> REQUIRED TASK:
Gather all lines with the word "JSON" in them.
********************
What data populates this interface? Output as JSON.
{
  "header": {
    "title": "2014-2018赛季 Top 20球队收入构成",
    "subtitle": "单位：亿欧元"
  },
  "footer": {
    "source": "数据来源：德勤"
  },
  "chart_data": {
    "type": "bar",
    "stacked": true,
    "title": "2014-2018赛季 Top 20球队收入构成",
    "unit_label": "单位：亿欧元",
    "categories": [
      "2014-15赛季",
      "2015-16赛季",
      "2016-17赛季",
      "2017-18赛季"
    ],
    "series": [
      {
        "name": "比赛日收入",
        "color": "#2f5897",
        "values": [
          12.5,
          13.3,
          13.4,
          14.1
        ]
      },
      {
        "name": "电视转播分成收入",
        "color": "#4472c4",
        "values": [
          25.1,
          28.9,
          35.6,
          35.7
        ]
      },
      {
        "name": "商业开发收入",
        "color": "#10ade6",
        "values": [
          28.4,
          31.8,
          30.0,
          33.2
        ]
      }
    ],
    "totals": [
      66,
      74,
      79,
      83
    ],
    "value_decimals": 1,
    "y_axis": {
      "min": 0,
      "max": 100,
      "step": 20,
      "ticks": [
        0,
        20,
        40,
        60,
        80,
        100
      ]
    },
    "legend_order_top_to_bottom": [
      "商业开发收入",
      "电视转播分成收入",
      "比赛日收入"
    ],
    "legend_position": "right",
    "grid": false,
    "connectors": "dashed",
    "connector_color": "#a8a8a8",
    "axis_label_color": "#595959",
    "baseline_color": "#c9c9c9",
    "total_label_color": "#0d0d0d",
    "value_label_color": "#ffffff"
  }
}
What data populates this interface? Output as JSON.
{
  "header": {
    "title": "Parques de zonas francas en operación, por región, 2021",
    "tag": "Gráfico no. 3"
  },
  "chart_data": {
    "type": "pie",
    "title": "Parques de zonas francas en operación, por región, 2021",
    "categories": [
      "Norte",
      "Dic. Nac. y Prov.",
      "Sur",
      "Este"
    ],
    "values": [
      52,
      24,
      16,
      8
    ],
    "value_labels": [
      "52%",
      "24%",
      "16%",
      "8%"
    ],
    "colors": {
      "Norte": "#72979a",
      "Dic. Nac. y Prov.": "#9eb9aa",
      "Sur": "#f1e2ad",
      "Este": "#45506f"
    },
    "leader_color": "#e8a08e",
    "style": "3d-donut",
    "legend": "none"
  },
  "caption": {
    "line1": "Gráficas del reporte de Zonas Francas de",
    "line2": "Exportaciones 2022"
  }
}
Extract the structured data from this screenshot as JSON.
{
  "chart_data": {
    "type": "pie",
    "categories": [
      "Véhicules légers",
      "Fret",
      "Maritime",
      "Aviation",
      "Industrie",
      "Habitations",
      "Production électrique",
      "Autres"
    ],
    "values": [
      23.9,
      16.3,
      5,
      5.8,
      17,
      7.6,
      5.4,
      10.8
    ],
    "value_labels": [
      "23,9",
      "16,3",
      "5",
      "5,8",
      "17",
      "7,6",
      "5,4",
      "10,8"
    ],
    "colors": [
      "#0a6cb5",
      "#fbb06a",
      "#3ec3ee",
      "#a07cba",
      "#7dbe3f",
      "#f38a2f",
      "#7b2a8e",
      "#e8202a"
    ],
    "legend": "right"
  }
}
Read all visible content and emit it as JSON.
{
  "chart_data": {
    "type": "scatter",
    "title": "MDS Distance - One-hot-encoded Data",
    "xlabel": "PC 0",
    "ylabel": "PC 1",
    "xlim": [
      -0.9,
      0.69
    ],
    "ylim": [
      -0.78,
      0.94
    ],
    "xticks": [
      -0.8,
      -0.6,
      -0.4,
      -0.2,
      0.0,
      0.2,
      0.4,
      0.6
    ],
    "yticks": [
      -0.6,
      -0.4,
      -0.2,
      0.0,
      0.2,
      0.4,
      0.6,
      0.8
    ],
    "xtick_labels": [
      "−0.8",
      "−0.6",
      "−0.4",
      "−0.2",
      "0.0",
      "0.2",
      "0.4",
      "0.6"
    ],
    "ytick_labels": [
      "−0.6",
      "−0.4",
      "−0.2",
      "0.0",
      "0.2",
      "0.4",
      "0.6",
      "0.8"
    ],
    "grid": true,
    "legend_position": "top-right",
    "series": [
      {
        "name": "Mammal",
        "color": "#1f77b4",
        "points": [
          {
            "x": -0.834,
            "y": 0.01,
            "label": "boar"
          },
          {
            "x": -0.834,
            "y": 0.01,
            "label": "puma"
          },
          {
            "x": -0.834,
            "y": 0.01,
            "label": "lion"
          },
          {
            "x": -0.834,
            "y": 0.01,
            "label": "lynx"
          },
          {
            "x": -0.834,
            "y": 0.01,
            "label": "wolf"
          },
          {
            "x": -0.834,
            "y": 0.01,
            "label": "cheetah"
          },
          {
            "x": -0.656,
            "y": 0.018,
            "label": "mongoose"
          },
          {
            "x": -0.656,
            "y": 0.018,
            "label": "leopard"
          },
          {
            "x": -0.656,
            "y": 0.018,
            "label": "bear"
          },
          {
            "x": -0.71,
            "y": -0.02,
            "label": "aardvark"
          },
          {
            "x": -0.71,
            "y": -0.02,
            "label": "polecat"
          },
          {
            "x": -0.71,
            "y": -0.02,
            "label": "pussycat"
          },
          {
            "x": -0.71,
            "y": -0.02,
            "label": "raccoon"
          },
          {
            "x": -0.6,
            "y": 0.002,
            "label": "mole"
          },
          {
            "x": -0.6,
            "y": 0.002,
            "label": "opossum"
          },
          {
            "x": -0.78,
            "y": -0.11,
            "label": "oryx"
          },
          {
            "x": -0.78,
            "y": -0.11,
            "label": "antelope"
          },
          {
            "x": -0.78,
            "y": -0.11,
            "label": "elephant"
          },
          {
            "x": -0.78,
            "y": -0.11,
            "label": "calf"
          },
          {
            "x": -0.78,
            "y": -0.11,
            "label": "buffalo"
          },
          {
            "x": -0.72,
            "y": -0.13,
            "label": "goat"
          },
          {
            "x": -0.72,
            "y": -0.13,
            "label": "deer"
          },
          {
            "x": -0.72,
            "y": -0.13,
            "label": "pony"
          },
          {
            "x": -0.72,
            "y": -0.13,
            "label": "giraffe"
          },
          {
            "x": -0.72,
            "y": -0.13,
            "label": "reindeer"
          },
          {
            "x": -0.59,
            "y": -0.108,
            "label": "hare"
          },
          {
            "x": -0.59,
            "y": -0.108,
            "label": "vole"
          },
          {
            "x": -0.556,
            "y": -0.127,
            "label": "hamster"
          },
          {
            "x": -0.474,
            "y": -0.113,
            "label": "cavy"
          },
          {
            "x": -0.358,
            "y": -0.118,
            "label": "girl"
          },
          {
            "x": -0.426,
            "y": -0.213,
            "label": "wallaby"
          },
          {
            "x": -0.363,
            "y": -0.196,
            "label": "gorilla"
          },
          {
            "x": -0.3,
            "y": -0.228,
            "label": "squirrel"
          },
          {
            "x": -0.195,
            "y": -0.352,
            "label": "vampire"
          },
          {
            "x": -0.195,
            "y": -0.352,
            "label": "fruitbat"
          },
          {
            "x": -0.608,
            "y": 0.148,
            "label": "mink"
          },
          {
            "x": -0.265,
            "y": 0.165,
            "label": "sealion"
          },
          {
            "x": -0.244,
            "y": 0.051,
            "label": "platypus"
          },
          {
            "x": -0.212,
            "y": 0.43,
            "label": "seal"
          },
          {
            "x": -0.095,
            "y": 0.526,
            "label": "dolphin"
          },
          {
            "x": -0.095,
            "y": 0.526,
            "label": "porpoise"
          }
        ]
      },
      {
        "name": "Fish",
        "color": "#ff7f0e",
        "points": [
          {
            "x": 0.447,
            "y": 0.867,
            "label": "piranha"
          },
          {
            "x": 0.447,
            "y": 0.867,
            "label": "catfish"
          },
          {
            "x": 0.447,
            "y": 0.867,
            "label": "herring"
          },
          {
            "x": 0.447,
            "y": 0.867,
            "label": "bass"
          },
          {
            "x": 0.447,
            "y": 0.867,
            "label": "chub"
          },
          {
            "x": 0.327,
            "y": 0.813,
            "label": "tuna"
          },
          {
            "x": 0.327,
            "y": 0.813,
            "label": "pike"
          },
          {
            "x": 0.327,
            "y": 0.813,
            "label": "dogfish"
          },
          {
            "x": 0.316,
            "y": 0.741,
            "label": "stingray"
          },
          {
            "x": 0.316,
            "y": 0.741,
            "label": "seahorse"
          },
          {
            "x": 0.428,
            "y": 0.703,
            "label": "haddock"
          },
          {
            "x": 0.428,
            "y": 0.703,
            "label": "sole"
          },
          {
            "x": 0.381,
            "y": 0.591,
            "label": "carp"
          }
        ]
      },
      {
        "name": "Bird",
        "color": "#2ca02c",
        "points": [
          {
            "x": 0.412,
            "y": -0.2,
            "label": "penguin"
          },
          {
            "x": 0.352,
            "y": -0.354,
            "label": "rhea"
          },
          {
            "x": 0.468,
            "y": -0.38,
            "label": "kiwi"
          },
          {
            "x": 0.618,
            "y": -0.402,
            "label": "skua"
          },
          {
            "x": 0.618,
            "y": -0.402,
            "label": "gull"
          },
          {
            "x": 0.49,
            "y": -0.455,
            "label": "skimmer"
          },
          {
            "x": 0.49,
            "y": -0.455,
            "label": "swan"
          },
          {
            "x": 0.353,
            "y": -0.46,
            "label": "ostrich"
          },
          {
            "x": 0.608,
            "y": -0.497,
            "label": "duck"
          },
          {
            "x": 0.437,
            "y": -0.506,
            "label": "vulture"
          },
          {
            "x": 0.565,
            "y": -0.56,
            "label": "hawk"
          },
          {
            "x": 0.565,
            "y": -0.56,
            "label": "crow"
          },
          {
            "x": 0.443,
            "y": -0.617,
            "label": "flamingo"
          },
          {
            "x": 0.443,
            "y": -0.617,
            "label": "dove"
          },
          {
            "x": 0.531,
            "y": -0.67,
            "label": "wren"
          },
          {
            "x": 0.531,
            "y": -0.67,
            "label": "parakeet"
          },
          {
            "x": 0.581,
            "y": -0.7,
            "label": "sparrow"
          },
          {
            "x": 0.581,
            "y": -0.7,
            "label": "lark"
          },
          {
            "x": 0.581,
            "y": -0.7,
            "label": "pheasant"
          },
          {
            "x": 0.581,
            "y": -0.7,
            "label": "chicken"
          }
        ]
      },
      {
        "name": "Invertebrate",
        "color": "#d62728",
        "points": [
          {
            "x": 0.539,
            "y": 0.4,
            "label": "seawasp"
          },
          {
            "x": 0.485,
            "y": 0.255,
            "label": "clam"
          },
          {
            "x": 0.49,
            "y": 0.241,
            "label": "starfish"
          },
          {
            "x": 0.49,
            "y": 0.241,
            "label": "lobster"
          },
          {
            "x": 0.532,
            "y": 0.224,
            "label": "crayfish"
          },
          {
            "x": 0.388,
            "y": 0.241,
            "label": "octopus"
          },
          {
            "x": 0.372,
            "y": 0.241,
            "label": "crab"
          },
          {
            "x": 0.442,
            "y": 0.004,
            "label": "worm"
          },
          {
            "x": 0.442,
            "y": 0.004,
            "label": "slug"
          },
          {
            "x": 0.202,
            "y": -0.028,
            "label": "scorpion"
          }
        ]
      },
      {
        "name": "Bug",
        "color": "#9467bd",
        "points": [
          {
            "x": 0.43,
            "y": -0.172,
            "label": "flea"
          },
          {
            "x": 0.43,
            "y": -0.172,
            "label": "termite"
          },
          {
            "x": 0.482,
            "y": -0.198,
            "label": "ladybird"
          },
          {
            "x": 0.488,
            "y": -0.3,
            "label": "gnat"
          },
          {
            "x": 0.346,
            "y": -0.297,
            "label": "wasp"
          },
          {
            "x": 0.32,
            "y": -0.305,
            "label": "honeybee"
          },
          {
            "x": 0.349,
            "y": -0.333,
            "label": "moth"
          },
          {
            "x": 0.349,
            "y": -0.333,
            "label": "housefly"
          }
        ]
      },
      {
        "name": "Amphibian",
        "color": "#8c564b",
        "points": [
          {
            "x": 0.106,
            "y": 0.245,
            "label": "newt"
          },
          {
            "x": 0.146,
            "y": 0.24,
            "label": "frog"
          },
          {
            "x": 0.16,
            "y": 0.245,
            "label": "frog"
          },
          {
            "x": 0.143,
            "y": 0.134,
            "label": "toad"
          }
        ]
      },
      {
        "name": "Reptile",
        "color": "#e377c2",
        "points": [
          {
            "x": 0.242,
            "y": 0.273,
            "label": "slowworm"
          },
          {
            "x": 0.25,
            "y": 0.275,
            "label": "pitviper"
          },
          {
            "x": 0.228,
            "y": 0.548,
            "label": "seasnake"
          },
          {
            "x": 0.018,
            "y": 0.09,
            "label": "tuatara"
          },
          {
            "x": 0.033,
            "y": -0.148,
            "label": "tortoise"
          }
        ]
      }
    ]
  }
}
********************
> FINAL RESULT:
What data populates this interface? Output as JSON.
What data populates this interface? Output as JSON.
Extract the structured data from this screenshot as JSON.
Read all visible content and emit it as JSON.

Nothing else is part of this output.